- What the task asks -
Work out how many lines of the listing hold "nosotros", then state only that count.

- Data to process -
──────────
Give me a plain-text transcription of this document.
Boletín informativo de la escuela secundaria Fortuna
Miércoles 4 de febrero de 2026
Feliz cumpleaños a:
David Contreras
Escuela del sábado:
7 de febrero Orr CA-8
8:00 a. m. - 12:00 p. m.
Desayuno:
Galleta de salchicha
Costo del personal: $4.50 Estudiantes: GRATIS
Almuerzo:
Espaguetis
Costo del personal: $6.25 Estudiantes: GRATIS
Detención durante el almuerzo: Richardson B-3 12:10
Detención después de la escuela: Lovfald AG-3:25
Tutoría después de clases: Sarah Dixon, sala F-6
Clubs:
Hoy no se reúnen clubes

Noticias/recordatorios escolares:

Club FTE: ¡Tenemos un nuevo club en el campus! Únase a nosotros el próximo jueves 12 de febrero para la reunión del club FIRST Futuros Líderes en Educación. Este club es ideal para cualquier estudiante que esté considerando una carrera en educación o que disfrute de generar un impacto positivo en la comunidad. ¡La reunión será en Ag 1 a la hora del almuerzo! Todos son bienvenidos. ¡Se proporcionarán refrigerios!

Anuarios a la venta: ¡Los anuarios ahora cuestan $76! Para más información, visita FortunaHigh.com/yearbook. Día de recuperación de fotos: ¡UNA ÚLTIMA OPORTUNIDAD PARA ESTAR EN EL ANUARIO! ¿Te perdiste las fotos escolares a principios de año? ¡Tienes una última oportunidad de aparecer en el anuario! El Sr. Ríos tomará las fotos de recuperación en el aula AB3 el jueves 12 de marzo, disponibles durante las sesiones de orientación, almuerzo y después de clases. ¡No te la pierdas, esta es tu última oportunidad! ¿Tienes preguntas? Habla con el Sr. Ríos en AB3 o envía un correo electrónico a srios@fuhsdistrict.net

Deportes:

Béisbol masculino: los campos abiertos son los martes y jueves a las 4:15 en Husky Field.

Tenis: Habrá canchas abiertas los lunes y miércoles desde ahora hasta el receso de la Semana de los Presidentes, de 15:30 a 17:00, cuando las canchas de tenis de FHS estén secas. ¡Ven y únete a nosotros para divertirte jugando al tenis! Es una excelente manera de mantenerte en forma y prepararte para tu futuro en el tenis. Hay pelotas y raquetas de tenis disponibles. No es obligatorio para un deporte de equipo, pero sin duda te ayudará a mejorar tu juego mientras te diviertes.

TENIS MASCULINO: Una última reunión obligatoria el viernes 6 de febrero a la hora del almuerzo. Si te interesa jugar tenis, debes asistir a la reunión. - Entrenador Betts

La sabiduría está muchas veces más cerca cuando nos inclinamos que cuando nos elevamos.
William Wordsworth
──────────
- Solution to the problem -
2